= Exercise description =
Produce an exact copy of all the records.

++++ Given entries

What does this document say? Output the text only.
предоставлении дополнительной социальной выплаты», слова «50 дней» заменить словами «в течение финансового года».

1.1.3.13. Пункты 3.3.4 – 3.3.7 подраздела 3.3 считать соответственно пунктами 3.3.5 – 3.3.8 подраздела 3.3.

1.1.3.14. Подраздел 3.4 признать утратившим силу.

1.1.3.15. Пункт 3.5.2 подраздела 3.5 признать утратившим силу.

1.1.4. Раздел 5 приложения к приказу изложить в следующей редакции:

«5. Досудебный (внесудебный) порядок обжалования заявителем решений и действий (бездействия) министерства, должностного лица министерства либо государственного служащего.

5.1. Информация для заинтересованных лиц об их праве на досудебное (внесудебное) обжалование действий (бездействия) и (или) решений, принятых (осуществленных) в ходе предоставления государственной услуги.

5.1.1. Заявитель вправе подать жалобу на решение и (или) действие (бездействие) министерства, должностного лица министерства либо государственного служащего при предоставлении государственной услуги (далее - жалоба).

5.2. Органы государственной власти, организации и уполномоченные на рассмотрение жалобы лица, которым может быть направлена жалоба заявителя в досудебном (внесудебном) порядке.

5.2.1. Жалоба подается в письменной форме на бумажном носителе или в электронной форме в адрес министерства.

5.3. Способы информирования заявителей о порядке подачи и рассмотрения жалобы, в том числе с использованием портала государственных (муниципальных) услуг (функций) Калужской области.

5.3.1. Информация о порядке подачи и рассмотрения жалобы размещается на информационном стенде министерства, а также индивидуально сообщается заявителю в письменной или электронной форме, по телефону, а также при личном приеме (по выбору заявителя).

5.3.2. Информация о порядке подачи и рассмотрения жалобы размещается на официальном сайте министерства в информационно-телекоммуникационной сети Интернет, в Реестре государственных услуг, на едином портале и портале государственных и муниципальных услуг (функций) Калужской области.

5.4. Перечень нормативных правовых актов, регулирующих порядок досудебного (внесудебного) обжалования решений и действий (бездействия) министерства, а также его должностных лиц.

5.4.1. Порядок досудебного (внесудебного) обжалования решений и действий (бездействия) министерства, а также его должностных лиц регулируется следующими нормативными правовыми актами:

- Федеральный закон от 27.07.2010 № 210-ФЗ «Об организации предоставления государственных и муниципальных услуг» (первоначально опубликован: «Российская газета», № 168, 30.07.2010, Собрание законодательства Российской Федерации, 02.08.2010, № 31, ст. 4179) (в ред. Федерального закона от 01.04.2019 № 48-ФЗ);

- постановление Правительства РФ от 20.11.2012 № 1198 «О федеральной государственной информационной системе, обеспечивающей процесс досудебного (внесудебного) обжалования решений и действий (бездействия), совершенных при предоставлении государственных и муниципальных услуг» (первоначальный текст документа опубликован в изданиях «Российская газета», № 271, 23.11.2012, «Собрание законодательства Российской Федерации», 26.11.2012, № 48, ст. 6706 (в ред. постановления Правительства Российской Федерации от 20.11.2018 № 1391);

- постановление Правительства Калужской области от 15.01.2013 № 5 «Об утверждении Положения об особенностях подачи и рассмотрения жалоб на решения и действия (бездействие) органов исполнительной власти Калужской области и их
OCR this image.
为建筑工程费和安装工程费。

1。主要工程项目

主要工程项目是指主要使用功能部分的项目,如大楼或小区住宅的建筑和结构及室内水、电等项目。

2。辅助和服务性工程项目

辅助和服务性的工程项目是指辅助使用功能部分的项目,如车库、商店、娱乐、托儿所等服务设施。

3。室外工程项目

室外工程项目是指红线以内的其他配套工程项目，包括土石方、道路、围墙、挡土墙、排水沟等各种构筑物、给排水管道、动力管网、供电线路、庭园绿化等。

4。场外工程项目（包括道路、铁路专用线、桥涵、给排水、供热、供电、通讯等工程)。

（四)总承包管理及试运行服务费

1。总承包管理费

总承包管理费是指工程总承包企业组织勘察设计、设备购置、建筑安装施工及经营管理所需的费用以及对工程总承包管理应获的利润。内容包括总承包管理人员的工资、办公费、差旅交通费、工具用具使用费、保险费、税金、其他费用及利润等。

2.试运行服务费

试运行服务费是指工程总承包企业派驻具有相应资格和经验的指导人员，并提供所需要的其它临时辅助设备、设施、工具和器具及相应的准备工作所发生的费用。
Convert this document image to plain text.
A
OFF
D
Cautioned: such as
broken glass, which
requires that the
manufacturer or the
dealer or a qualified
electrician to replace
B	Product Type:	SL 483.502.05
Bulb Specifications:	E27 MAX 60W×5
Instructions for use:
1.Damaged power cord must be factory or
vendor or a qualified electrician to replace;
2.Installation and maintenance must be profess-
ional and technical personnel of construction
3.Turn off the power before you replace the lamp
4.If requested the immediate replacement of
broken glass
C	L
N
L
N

++++++++

= Response below =
What does this document say? Output the text only.
предоставлении дополнительной социальной выплаты», слова «50 дней» заменить словами «в течение финансового года».

1.1.3.13. Пункты 3.3.4 – 3.3.7 подраздела 3.3 считать соответственно пунктами 3.3.5 – 3.3.8 подраздела 3.3.

1.1.3.14. Подраздел 3.4 признать утратившим силу.

1.1.3.15. Пункт 3.5.2 подраздела 3.5 признать утратившим силу.

1.1.4. Раздел 5 приложения к приказу изложить в следующей редакции:

«5. Досудебный (внесудебный) порядок обжалования заявителем решений и действий (бездействия) министерства, должностного лица министерства либо государственного служащего.

5.1. Информация для заинтересованных лиц об их праве на досудебное (внесудебное) обжалование действий (бездействия) и (или) решений, принятых (осуществленных) в ходе предоставления государственной услуги.

5.1.1. Заявитель вправе подать жалобу на решение и (или) действие (бездействие) министерства, должностного лица министерства либо государственного служащего при предоставлении государственной услуги (далее - жалоба).

5.2. Органы государственной власти, организации и уполномоченные на рассмотрение жалобы лица, которым может быть направлена жалоба заявителя в досудебном (внесудебном) порядке.

5.2.1. Жалоба подается в письменной форме на бумажном носителе или в электронной форме в адрес министерства.

5.3. Способы информирования заявителей о порядке подачи и рассмотрения жалобы, в том числе с использованием портала государственных (муниципальных) услуг (функций) Калужской области.

5.3.1. Информация о порядке подачи и рассмотрения жалобы размещается на информационном стенде министерства, а также индивидуально сообщается заявителю в письменной или электронной форме, по телефону, а также при личном приеме (по выбору заявителя).

5.3.2. Информация о порядке подачи и рассмотрения жалобы размещается на официальном сайте министерства в информационно-телекоммуникационной сети Интернет, в Реестре государственных услуг, на едином портале и портале государственных и муниципальных услуг (функций) Калужской области.

5.4. Перечень нормативных правовых актов, регулирующих порядок досудебного (внесудебного) обжалования решений и действий (бездействия) министерства, а также его должностных лиц.

5.4.1. Порядок досудебного (внесудебного) обжалования решений и действий (бездействия) министерства, а также его должностных лиц регулируется следующими нормативными правовыми актами:

- Федеральный закон от 27.07.2010 № 210-ФЗ «Об организации предоставления государственных и муниципальных услуг» (первоначально опубликован: «Российская газета», № 168, 30.07.2010, Собрание законодательства Российской Федерации, 02.08.2010, № 31, ст. 4179) (в ред. Федерального закона от 01.04.2019 № 48-ФЗ);

- постановление Правительства РФ от 20.11.2012 № 1198 «О федеральной государственной информационной системе, обеспечивающей процесс досудебного (внесудебного) обжалования решений и действий (бездействия), совершенных при предоставлении государственных и муниципальных услуг» (первоначальный текст документа опубликован в изданиях «Российская газета», № 271, 23.11.2012, «Собрание законодательства Российской Федерации», 26.11.2012, № 48, ст. 6706 (в ред. постановления Правительства Российской Федерации от 20.11.2018 № 1391);

- постановление Правительства Калужской области от 15.01.2013 № 5 «Об утверждении Положения об особенностях подачи и рассмотрения жалоб на решения и действия (бездействие) органов исполнительной власти Калужской области и их
OCR this image.
为建筑工程费和安装工程费。

1。主要工程项目

主要工程项目是指主要使用功能部分的项目,如大楼或小区住宅的建筑和结构及室内水、电等项目。

2。辅助和服务性工程项目

辅助和服务性的工程项目是指辅助使用功能部分的项目,如车库、商店、娱乐、托儿所等服务设施。

3。室外工程项目

室外工程项目是指红线以内的其他配套工程项目，包括土石方、道路、围墙、挡土墙、排水沟等各种构筑物、给排水管道、动力管网、供电线路、庭园绿化等。

4。场外工程项目（包括道路、铁路专用线、桥涵、给排水、供热、供电、通讯等工程)。

（四)总承包管理及试运行服务费

1。总承包管理费

总承包管理费是指工程总承包企业组织勘察设计、设备购置、建筑安装施工及经营管理所需的费用以及对工程总承包管理应获的利润。内容包括总承包管理人员的工资、办公费、差旅交通费、工具用具使用费、保险费、税金、其他费用及利润等。

2.试运行服务费

试运行服务费是指工程总承包企业派驻具有相应资格和经验的指导人员，并提供所需要的其它临时辅助设备、设施、工具和器具及相应的准备工作所发生的费用。
Convert this document image to plain text.
A
OFF
D
Cautioned: such as
broken glass, which
requires that the
manufacturer or the
dealer or a qualified
electrician to replace
B	Product Type:	SL 483.502.05
Bulb Specifications:	E27 MAX 60W×5
Instructions for use:
1.Damaged power cord must be factory or
vendor or a qualified electrician to replace;
2.Installation and maintenance must be profess-
ional and technical personnel of construction
3.Turn off the power before you replace the lamp
4.If requested the immediate replacement of
broken glass
C	L
N
L
N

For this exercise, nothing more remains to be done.